** Records for processing **
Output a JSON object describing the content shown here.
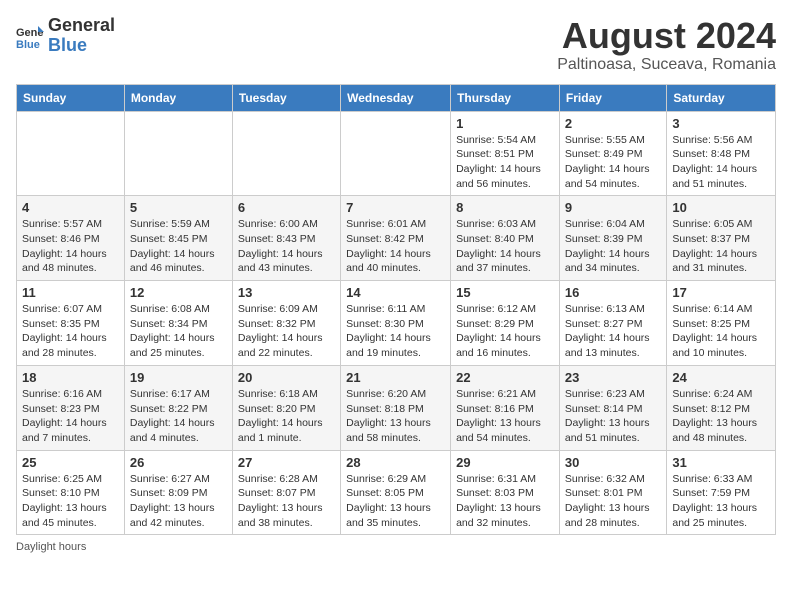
{
  "header": {
    "logo_general": "General",
    "logo_blue": "Blue",
    "month_title": "August 2024",
    "location": "Paltinoasa, Suceava, Romania"
  },
  "weekdays": [
    "Sunday",
    "Monday",
    "Tuesday",
    "Wednesday",
    "Thursday",
    "Friday",
    "Saturday"
  ],
  "footer": {
    "note": "Daylight hours"
  },
  "weeks": [
    [
      {
        "day": "",
        "info": ""
      },
      {
        "day": "",
        "info": ""
      },
      {
        "day": "",
        "info": ""
      },
      {
        "day": "",
        "info": ""
      },
      {
        "day": "1",
        "info": "Sunrise: 5:54 AM\nSunset: 8:51 PM\nDaylight: 14 hours and 56 minutes."
      },
      {
        "day": "2",
        "info": "Sunrise: 5:55 AM\nSunset: 8:49 PM\nDaylight: 14 hours and 54 minutes."
      },
      {
        "day": "3",
        "info": "Sunrise: 5:56 AM\nSunset: 8:48 PM\nDaylight: 14 hours and 51 minutes."
      }
    ],
    [
      {
        "day": "4",
        "info": "Sunrise: 5:57 AM\nSunset: 8:46 PM\nDaylight: 14 hours and 48 minutes."
      },
      {
        "day": "5",
        "info": "Sunrise: 5:59 AM\nSunset: 8:45 PM\nDaylight: 14 hours and 46 minutes."
      },
      {
        "day": "6",
        "info": "Sunrise: 6:00 AM\nSunset: 8:43 PM\nDaylight: 14 hours and 43 minutes."
      },
      {
        "day": "7",
        "info": "Sunrise: 6:01 AM\nSunset: 8:42 PM\nDaylight: 14 hours and 40 minutes."
      },
      {
        "day": "8",
        "info": "Sunrise: 6:03 AM\nSunset: 8:40 PM\nDaylight: 14 hours and 37 minutes."
      },
      {
        "day": "9",
        "info": "Sunrise: 6:04 AM\nSunset: 8:39 PM\nDaylight: 14 hours and 34 minutes."
      },
      {
        "day": "10",
        "info": "Sunrise: 6:05 AM\nSunset: 8:37 PM\nDaylight: 14 hours and 31 minutes."
      }
    ],
    [
      {
        "day": "11",
        "info": "Sunrise: 6:07 AM\nSunset: 8:35 PM\nDaylight: 14 hours and 28 minutes."
      },
      {
        "day": "12",
        "info": "Sunrise: 6:08 AM\nSunset: 8:34 PM\nDaylight: 14 hours and 25 minutes."
      },
      {
        "day": "13",
        "info": "Sunrise: 6:09 AM\nSunset: 8:32 PM\nDaylight: 14 hours and 22 minutes."
      },
      {
        "day": "14",
        "info": "Sunrise: 6:11 AM\nSunset: 8:30 PM\nDaylight: 14 hours and 19 minutes."
      },
      {
        "day": "15",
        "info": "Sunrise: 6:12 AM\nSunset: 8:29 PM\nDaylight: 14 hours and 16 minutes."
      },
      {
        "day": "16",
        "info": "Sunrise: 6:13 AM\nSunset: 8:27 PM\nDaylight: 14 hours and 13 minutes."
      },
      {
        "day": "17",
        "info": "Sunrise: 6:14 AM\nSunset: 8:25 PM\nDaylight: 14 hours and 10 minutes."
      }
    ],
    [
      {
        "day": "18",
        "info": "Sunrise: 6:16 AM\nSunset: 8:23 PM\nDaylight: 14 hours and 7 minutes."
      },
      {
        "day": "19",
        "info": "Sunrise: 6:17 AM\nSunset: 8:22 PM\nDaylight: 14 hours and 4 minutes."
      },
      {
        "day": "20",
        "info": "Sunrise: 6:18 AM\nSunset: 8:20 PM\nDaylight: 14 hours and 1 minute."
      },
      {
        "day": "21",
        "info": "Sunrise: 6:20 AM\nSunset: 8:18 PM\nDaylight: 13 hours and 58 minutes."
      },
      {
        "day": "22",
        "info": "Sunrise: 6:21 AM\nSunset: 8:16 PM\nDaylight: 13 hours and 54 minutes."
      },
      {
        "day": "23",
        "info": "Sunrise: 6:23 AM\nSunset: 8:14 PM\nDaylight: 13 hours and 51 minutes."
      },
      {
        "day": "24",
        "info": "Sunrise: 6:24 AM\nSunset: 8:12 PM\nDaylight: 13 hours and 48 minutes."
      }
    ],
    [
      {
        "day": "25",
        "info": "Sunrise: 6:25 AM\nSunset: 8:10 PM\nDaylight: 13 hours and 45 minutes."
      },
      {
        "day": "26",
        "info": "Sunrise: 6:27 AM\nSunset: 8:09 PM\nDaylight: 13 hours and 42 minutes."
      },
      {
        "day": "27",
        "info": "Sunrise: 6:28 AM\nSunset: 8:07 PM\nDaylight: 13 hours and 38 minutes."
      },
      {
        "day": "28",
        "info": "Sunrise: 6:29 AM\nSunset: 8:05 PM\nDaylight: 13 hours and 35 minutes."
      },
      {
        "day": "29",
        "info": "Sunrise: 6:31 AM\nSunset: 8:03 PM\nDaylight: 13 hours and 32 minutes."
      },
      {
        "day": "30",
        "info": "Sunrise: 6:32 AM\nSunset: 8:01 PM\nDaylight: 13 hours and 28 minutes."
      },
      {
        "day": "31",
        "info": "Sunrise: 6:33 AM\nSunset: 7:59 PM\nDaylight: 13 hours and 25 minutes."
      }
    ]
  ]
}
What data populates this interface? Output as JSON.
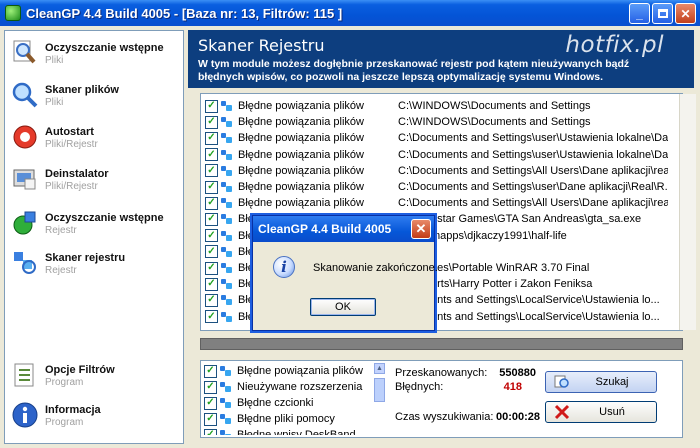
{
  "window": {
    "title": "CleanGP 4.4 Build 4005  - [Baza nr: 13, Filtrów: 115 ]"
  },
  "sidebar": {
    "items": [
      {
        "title": "Oczyszczanie wstępne",
        "subtitle": "Pliki"
      },
      {
        "title": "Skaner plików",
        "subtitle": "Pliki"
      },
      {
        "title": "Autostart",
        "subtitle": "Pliki/Rejestr"
      },
      {
        "title": "Deinstalator",
        "subtitle": "Pliki/Rejestr"
      },
      {
        "title": "Oczyszczanie wstępne",
        "subtitle": "Rejestr"
      },
      {
        "title": "Skaner rejestru",
        "subtitle": "Rejestr"
      }
    ],
    "bottom_items": [
      {
        "title": "Opcje Filtrów",
        "subtitle": "Program"
      },
      {
        "title": "Informacja",
        "subtitle": "Program"
      }
    ]
  },
  "header": {
    "title": "Skaner Rejestru",
    "description": "W tym module możesz dogłębnie przeskanować rejestr pod kątem nieużywanych bądź błędnych wpisów, co pozwoli na jeszcze lepszą optymalizację systemu Windows.",
    "watermark": "hotfix.pl"
  },
  "results": [
    {
      "category": "Błędne powiązania plików",
      "path": "C:\\WINDOWS\\Documents and Settings"
    },
    {
      "category": "Błędne powiązania plików",
      "path": "C:\\WINDOWS\\Documents and Settings"
    },
    {
      "category": "Błędne powiązania plików",
      "path": "C:\\Documents and Settings\\user\\Ustawienia lokalne\\Da..."
    },
    {
      "category": "Błędne powiązania plików",
      "path": "C:\\Documents and Settings\\user\\Ustawienia lokalne\\Da..."
    },
    {
      "category": "Błędne powiązania plików",
      "path": "C:\\Documents and Settings\\All Users\\Dane aplikacji\\rea..."
    },
    {
      "category": "Błędne powiązania plików",
      "path": "C:\\Documents and Settings\\user\\Dane aplikacji\\Real\\R..."
    },
    {
      "category": "Błędne powiązania plików",
      "path": "C:\\Documents and Settings\\All Users\\Dane aplikacji\\rea..."
    },
    {
      "category": "Błędne powiązania plików",
      "path": "D:\\Rockstar Games\\GTA San Andreas\\gta_sa.exe"
    },
    {
      "category": "Błę",
      "path": "...\\steamapps\\djkaczy1991\\half-life"
    },
    {
      "category": "Błę",
      "path": ""
    },
    {
      "category": "Błę",
      "path": "...am Files\\Portable WinRAR 3.70 Final"
    },
    {
      "category": "Błę",
      "path": "...onic Arts\\Harry Potter i Zakon Feniksa"
    },
    {
      "category": "Błę",
      "path": "...stuments and Settings\\LocalService\\Ustawienia lo..."
    },
    {
      "category": "Błę",
      "path": "...stuments and Settings\\LocalService\\Ustawienia lo..."
    }
  ],
  "categories": [
    "Błędne powiązania plików",
    "Nieużywane rozszerzenia",
    "Błędne czcionki",
    "Błędne pliki pomocy",
    "Błędne wpisy DeskBand..."
  ],
  "stats": {
    "scanned_label": "Przeskanowanych:",
    "scanned_value": "550880",
    "errors_label": "Błędnych:",
    "errors_value": "418",
    "time_label": "Czas wyszukiwania:",
    "time_value": "00:00:28"
  },
  "actions": {
    "search": "Szukaj",
    "delete": "Usuń"
  },
  "dialog": {
    "title": "CleanGP 4.4 Build 4005",
    "message": "Skanowanie zakończone.",
    "ok": "OK"
  },
  "colors": {
    "header_bg": "#0d3e7f",
    "errors_value": "#c00000"
  }
}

** What is expected **
Select all lines in the listing that include the word "Skaner".

** Worked answer **
        "title": "Skaner plików",
        "title": "Skaner rejestru",
    "title": "Skaner Rejestru",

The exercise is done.